> Document passage:
========================

From the first moments after the Big Bang, the universe was a dense, hot mixture of energetic particles composed almost exclusively of hydrogen and helium. Over time, that material expanded, cooled, and began to coalesce into neutral gas. The densest patches surrendered to their own gravity and collapsed inward, giving rise to the first generation of stars—forged from those two primordial elements alone.
Those pioneer stars burned intensely and died young, but not before manufacturing heavier elements in their cores and scattering them across the cosmos through supernova explosions. From that stellar debris, subsequent generations were born, each carrying a more chemically complex fingerprint than the last. In astronomy, all elements heavier than hydrogen and helium are collectively referred to as «metals,» and their abundance in a star is a direct indicator of when and where it formed. The less metal a star contains, the more ancient and chemically pristine it is.

========================

> Written tasks:
a – From the passage on the first stars, write out the text starting with "Those pioneer stars" and going on through "pristine it is.".
b – Rewrite the paragraph of the passage on the first stars that begins "Those pioneer stars burned intensely" as a shorter version that keeps its main facts.

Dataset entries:
========================

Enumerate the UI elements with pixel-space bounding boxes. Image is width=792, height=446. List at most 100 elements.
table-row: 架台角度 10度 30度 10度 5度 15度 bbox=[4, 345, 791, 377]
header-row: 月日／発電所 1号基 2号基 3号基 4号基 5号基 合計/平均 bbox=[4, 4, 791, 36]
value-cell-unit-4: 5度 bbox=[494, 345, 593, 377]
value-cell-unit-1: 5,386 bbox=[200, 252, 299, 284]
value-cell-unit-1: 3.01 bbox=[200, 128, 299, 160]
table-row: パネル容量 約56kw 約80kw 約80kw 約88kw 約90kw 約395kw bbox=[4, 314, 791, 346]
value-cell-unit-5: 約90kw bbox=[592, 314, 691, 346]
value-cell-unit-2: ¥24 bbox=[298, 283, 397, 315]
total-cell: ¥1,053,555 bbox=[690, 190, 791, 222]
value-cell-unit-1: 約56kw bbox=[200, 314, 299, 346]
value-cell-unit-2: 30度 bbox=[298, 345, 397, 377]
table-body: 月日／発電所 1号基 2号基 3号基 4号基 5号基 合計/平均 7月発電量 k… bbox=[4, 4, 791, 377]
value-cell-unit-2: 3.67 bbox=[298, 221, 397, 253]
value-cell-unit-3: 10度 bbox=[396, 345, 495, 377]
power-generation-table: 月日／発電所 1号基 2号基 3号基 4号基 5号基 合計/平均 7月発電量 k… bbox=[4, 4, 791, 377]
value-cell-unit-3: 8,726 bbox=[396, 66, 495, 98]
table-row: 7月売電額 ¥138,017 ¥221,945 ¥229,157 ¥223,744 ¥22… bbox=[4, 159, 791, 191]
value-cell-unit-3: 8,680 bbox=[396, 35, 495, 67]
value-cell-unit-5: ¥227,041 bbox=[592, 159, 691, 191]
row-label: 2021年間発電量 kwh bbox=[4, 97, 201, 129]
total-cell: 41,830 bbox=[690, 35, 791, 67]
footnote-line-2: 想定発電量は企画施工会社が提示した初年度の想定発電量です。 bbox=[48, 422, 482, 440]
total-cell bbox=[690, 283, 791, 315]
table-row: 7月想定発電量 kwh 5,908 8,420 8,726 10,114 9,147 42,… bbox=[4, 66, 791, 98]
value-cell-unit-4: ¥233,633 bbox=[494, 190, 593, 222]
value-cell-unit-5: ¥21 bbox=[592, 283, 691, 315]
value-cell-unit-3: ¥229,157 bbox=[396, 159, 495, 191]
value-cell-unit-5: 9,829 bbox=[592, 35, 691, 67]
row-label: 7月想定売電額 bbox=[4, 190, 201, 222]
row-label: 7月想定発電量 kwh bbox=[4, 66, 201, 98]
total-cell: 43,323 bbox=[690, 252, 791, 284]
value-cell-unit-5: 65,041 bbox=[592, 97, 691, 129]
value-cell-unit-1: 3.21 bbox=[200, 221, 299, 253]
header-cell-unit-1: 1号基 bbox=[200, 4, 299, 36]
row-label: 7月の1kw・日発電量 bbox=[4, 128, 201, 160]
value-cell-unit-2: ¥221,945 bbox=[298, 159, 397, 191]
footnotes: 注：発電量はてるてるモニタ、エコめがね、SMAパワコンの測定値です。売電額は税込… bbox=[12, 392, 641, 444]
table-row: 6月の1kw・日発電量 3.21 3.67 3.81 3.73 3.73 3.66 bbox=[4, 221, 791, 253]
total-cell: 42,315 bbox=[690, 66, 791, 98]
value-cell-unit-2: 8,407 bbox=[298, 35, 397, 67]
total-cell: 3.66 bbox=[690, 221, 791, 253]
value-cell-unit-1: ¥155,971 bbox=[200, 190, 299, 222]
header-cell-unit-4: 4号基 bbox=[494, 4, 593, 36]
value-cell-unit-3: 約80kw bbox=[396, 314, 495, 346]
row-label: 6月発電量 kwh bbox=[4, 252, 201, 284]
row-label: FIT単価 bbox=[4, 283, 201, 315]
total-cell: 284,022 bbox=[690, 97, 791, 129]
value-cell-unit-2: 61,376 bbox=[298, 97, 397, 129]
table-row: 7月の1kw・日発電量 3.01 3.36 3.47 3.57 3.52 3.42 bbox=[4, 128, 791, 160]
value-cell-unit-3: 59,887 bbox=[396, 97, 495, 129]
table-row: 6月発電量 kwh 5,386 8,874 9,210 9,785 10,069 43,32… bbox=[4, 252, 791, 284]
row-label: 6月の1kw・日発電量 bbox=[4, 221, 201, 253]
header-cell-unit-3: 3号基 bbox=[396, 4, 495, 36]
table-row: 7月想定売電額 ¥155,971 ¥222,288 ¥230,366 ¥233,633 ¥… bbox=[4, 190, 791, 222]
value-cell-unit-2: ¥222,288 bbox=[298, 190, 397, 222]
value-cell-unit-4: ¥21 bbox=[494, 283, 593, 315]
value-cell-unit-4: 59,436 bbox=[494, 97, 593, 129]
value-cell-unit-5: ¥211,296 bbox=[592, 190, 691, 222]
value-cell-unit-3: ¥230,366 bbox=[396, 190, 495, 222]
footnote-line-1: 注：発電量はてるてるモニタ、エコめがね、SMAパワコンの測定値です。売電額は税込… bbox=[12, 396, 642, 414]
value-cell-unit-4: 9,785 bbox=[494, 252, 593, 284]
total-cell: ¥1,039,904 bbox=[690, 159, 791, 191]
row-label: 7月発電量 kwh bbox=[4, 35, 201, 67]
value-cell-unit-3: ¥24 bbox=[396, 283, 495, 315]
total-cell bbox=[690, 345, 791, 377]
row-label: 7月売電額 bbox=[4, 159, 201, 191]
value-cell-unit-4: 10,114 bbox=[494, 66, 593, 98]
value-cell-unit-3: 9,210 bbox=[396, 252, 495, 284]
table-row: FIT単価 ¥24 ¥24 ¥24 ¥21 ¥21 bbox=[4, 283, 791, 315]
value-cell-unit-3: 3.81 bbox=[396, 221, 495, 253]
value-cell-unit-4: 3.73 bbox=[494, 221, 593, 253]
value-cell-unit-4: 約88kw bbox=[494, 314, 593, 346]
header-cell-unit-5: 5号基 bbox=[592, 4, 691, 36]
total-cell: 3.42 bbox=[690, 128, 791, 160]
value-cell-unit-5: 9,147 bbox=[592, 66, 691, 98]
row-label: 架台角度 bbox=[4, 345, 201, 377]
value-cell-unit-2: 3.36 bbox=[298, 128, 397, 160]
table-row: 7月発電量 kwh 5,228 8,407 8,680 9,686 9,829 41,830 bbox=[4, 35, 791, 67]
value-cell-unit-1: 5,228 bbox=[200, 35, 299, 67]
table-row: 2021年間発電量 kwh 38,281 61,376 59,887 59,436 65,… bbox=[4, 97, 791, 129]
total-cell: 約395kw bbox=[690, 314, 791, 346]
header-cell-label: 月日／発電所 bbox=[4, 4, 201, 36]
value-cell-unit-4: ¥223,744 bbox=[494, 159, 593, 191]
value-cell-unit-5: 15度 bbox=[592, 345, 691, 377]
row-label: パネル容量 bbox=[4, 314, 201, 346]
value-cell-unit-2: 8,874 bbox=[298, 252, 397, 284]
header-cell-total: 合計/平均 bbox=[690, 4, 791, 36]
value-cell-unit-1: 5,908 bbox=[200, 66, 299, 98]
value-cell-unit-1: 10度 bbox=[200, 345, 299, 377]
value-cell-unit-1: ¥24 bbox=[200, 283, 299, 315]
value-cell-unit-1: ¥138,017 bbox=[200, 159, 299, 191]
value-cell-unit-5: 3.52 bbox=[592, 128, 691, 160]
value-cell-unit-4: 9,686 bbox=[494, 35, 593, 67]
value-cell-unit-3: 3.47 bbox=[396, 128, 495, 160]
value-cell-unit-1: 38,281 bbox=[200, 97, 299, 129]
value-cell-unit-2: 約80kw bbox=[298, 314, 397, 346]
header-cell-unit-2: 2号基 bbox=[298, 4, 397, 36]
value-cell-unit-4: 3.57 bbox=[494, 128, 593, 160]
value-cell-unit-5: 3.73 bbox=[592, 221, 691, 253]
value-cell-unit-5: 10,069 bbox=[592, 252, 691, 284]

========================

> Answer set:
a –
Those pioneer stars burned intensely and died young, but not before manufacturing heavier elements in their cores and scattering them across the cosmos through supernova explosions. From that stellar debris, subsequent generations were born, each carrying a more chemically complex fingerprint than the last. In astronomy, all elements heavier than hydrogen and helium are collectively referred to as «metals,» and their abundance in a star is a direct indicator of when and where it formed. The less metal a star contains, the more ancient and chemically pristine it is.

b – The first stars burned hot and died young. They made heavier elements in their cores and spread them through space in supernova explosions. Later generations of stars formed from that debris, each more chemically complex than the one before. Astronomers call every element heavier than hydrogen and helium a "metal," and how much metal a star holds shows when and where it formed. The less metal a star has, the older and more chemically pristine it is.